Filter out everything except lines holding "data".
-- START OF Material shown --
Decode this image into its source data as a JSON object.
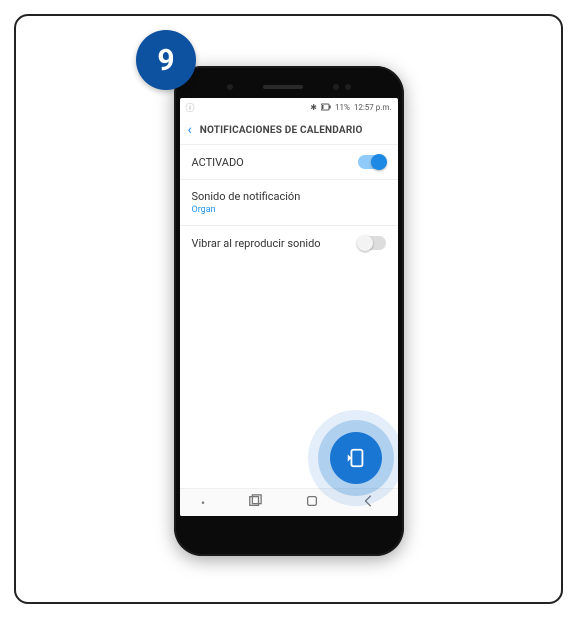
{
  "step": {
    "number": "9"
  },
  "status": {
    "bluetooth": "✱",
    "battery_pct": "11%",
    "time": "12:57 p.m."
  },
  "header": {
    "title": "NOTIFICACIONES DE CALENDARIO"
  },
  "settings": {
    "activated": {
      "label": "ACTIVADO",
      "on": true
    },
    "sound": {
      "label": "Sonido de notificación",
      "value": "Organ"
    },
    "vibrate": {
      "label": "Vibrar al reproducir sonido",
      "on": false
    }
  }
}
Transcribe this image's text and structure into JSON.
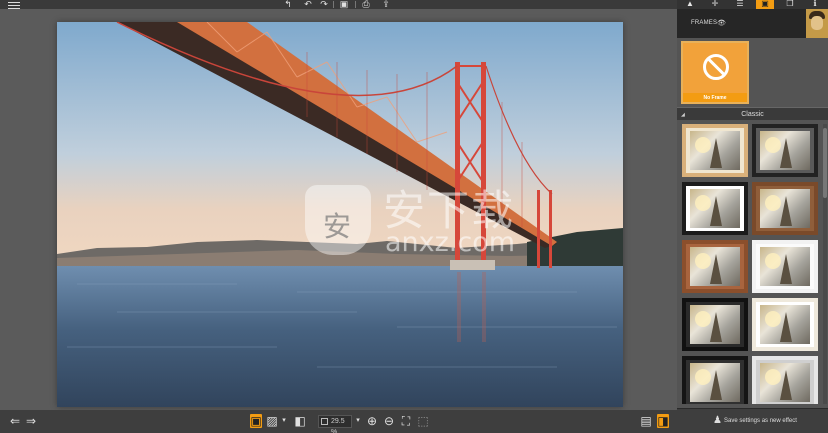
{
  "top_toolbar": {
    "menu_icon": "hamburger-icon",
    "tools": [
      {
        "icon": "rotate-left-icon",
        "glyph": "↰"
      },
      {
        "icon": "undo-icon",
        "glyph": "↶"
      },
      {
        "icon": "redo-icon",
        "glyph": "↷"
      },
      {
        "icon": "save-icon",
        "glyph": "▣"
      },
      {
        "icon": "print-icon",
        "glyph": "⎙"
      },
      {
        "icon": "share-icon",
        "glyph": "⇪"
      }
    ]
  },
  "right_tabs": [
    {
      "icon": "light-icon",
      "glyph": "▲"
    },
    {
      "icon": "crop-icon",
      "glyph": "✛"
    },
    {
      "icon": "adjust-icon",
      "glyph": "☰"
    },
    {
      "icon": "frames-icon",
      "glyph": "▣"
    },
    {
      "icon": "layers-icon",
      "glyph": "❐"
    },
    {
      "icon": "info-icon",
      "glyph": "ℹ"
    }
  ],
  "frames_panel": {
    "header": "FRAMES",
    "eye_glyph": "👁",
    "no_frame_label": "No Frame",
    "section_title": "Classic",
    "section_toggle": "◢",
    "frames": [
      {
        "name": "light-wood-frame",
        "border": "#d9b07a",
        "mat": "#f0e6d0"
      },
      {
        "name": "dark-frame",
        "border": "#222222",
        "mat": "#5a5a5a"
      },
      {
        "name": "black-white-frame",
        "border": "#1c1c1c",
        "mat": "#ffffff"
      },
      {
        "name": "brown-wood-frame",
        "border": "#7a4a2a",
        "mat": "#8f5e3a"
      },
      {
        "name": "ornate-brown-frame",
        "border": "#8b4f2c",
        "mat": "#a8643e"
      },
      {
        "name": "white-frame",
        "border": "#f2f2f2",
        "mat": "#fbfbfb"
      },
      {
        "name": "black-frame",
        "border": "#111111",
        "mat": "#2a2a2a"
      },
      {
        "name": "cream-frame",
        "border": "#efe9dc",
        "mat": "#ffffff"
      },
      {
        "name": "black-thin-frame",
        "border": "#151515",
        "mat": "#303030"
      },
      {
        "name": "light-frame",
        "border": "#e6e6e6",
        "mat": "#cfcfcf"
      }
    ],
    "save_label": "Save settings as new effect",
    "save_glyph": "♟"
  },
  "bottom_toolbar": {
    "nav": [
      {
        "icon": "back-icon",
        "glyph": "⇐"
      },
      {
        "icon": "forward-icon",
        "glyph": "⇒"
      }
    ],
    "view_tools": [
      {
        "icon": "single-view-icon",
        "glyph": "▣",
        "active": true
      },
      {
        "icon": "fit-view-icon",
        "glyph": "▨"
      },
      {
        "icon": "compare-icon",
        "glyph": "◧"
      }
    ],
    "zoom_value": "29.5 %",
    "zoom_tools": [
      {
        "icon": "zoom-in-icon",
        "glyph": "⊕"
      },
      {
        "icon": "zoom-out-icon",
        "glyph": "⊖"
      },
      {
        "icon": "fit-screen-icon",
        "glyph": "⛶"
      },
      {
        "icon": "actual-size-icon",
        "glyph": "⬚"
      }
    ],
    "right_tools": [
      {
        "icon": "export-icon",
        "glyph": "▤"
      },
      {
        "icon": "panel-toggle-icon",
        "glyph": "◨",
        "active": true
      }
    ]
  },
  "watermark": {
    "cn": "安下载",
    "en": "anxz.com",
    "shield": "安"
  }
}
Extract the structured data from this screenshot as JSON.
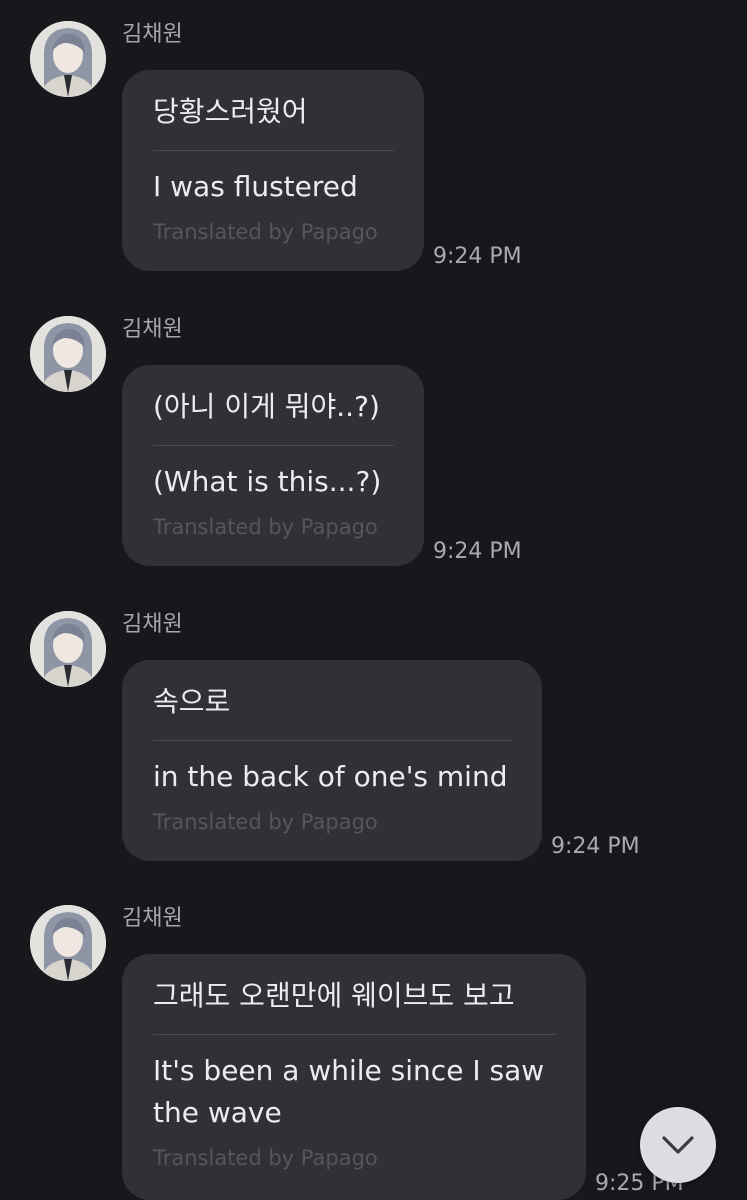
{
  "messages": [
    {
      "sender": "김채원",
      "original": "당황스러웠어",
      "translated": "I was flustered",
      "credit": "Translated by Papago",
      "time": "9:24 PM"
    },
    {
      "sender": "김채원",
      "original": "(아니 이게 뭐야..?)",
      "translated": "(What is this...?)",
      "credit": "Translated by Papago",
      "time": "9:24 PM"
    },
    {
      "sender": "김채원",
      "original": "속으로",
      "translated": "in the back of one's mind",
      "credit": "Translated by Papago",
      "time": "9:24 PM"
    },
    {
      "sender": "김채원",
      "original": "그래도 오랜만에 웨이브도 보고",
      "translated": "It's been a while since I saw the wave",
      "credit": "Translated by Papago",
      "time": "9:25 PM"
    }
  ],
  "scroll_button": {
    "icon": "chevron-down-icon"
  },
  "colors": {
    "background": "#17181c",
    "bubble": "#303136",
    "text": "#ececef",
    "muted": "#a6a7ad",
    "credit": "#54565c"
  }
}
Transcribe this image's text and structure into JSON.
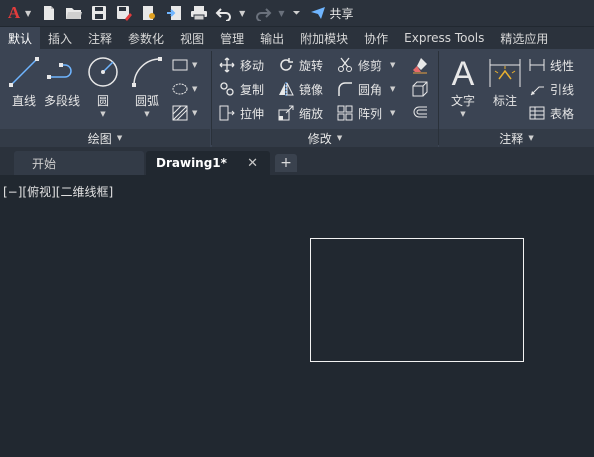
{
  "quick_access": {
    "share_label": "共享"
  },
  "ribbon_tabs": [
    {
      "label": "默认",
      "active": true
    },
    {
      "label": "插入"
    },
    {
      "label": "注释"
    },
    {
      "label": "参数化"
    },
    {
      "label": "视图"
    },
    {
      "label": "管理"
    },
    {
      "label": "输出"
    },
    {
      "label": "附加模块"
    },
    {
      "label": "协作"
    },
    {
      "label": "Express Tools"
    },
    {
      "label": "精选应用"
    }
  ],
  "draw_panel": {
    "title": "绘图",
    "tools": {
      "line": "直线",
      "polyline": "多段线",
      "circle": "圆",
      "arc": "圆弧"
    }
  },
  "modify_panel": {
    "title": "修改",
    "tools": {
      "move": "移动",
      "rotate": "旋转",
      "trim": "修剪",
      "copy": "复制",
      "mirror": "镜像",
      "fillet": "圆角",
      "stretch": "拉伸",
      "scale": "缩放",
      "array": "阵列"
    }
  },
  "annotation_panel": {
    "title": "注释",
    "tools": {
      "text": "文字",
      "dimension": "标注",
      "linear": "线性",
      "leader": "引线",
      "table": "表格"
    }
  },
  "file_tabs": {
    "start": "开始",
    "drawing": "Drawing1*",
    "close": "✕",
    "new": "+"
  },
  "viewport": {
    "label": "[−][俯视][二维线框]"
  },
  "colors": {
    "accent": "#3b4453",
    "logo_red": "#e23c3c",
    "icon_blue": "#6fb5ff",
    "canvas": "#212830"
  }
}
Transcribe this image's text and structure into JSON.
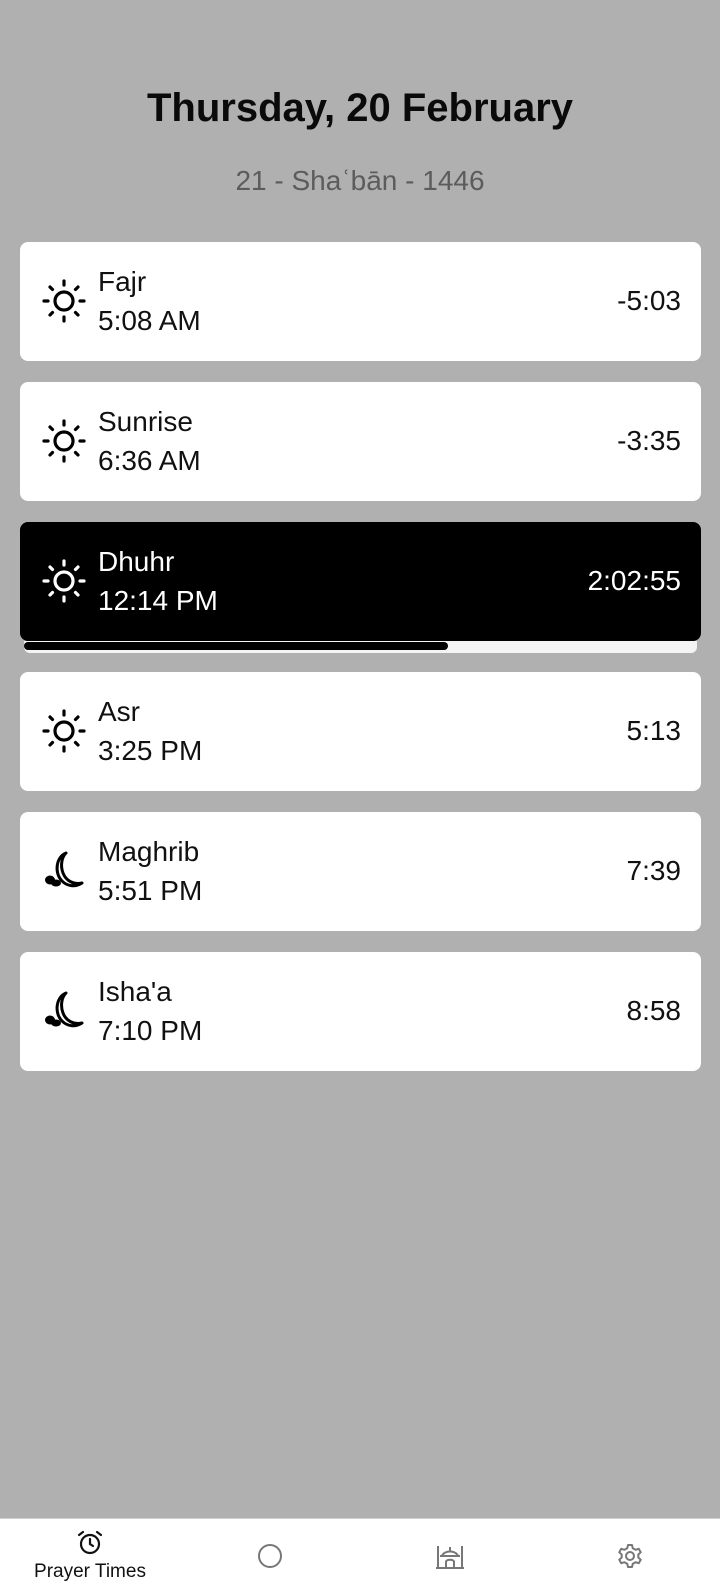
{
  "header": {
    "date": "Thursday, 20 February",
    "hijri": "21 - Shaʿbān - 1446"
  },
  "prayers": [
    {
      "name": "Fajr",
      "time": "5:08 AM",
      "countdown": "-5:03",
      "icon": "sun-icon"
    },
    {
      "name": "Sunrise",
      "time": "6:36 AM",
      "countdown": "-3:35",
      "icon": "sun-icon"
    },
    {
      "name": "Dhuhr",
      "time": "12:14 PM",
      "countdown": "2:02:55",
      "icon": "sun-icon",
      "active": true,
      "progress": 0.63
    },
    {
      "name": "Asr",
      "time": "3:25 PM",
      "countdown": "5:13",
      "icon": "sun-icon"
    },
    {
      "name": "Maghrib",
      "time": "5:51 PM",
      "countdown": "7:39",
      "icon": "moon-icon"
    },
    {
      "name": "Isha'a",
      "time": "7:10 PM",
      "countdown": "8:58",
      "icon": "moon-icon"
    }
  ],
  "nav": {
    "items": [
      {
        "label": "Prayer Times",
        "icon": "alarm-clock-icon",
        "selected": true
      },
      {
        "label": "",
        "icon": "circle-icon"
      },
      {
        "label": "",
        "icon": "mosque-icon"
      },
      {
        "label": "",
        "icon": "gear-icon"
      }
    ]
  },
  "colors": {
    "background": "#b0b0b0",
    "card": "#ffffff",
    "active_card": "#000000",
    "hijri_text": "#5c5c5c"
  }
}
-- END OF Material shown --
Answer for this exercise:
Decode this image into its source data as a JSON object.
Extract the structured data from this screenshot as JSON.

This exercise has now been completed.